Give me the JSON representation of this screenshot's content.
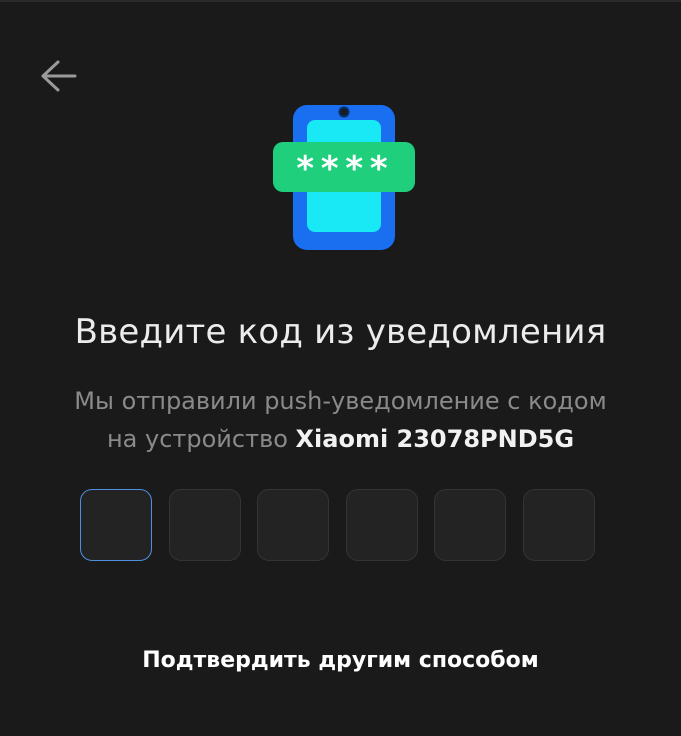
{
  "header": {
    "back_icon": "arrow-left-icon"
  },
  "illustration": {
    "icon": "phone-code-icon",
    "code_mask": "****"
  },
  "title": "Введите код из уведомления",
  "subtitle": {
    "line1": "Мы отправили push-уведомление с кодом",
    "line2_prefix": "на устройство ",
    "device_name": "Xiaomi 23078PND5G"
  },
  "code_input": {
    "length": 6,
    "values": [
      "",
      "",
      "",
      "",
      "",
      ""
    ]
  },
  "alt_link": "Подтвердить другим способом",
  "colors": {
    "background": "#1a1a1a",
    "phone_body": "#1a6ff0",
    "phone_screen": "#19e8f5",
    "code_badge": "#1fcf7c",
    "active_border": "#4e8fe0"
  }
}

★ ★ ★

__Problem statement__
The pictures should not be reproduced; quote all of the other material exactly.

__Written answer__
Give me the JSON representation of this screenshot's content.
{
  "header": {
    "back_icon": "arrow-left-icon"
  },
  "illustration": {
    "icon": "phone-code-icon",
    "code_mask": "****"
  },
  "title": "Введите код из уведомления",
  "subtitle": {
    "line1": "Мы отправили push-уведомление с кодом",
    "line2_prefix": "на устройство ",
    "device_name": "Xiaomi 23078PND5G"
  },
  "code_input": {
    "length": 6,
    "values": [
      "",
      "",
      "",
      "",
      "",
      ""
    ]
  },
  "alt_link": "Подтвердить другим способом",
  "colors": {
    "background": "#1a1a1a",
    "phone_body": "#1a6ff0",
    "phone_screen": "#19e8f5",
    "code_badge": "#1fcf7c",
    "active_border": "#4e8fe0"
  }
}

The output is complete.